# [Written task]
Transcribe the full listing exactly, and drop every picture.

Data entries

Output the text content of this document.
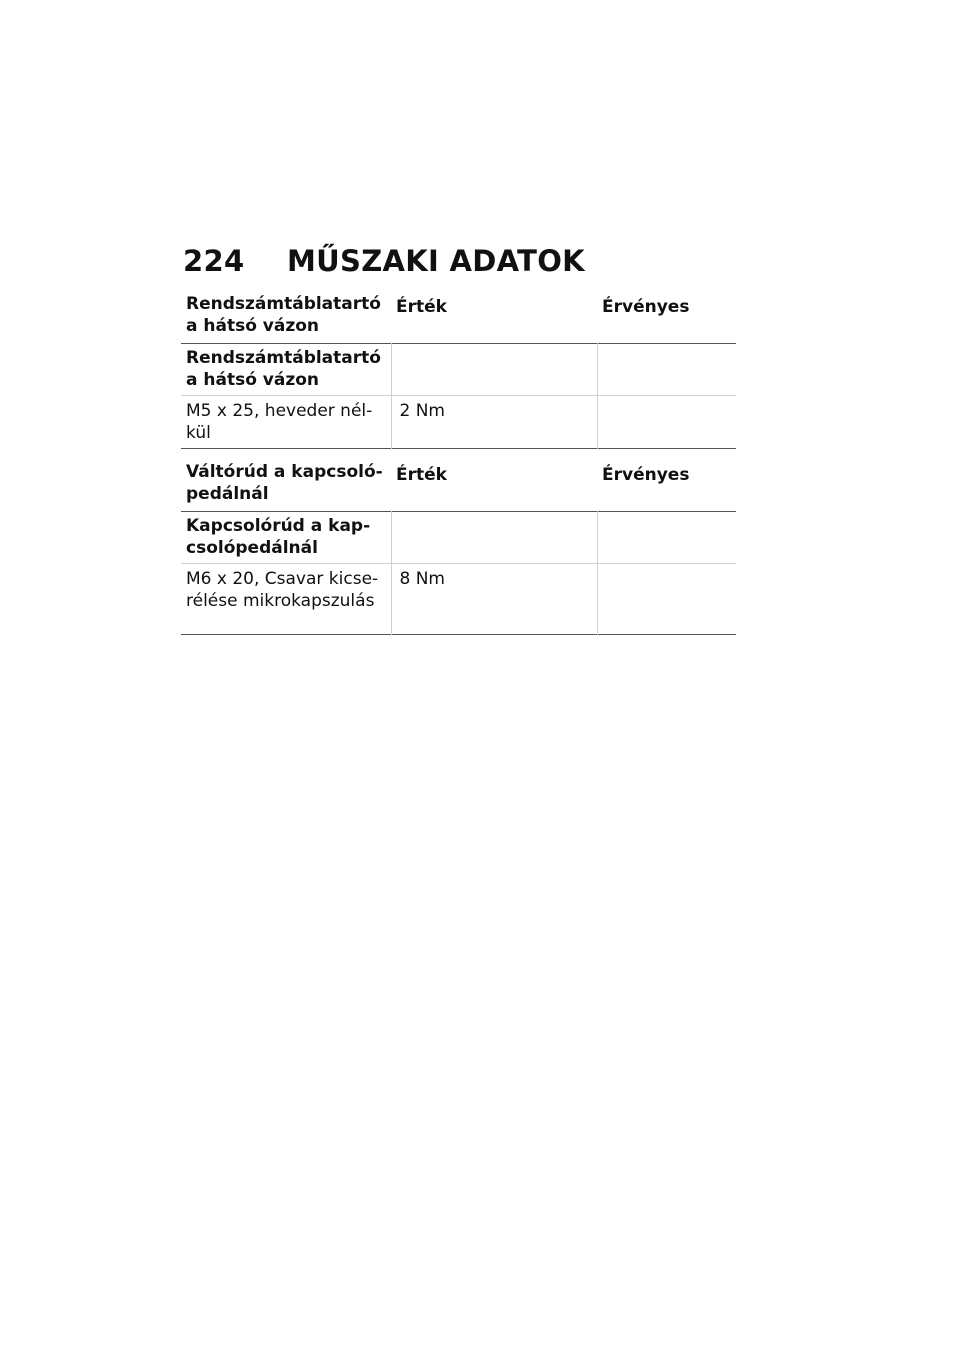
224	MŰSZAKI ADATOK
Rendszámtáblatartó a hátsó vázon	Érték	Érvényes
Rendszámtáblatartó a hátsó vázon		
M5 x 25, heveder nél-kül	2 Nm	
Váltórúd a kapcsoló-pedálnál	Érték	Érvényes
Kapcsolórúd a kap-csolópedálnál		
M6 x 20, Csavar kicse-rélése mikrokapszulás	8 Nm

# [Output of the exercise]
Output the text content of this document.
224	MŰSZAKI ADATOK
Rendszámtáblatartó a hátsó vázon	Érték	Érvényes
Rendszámtáblatartó a hátsó vázon		
M5 x 25, heveder nél-kül	2 Nm	
Váltórúd a kapcsoló-pedálnál	Érték	Érvényes
Kapcsolórúd a kap-csolópedálnál		
M6 x 20, Csavar kicse-rélése mikrokapszulás	8 Nm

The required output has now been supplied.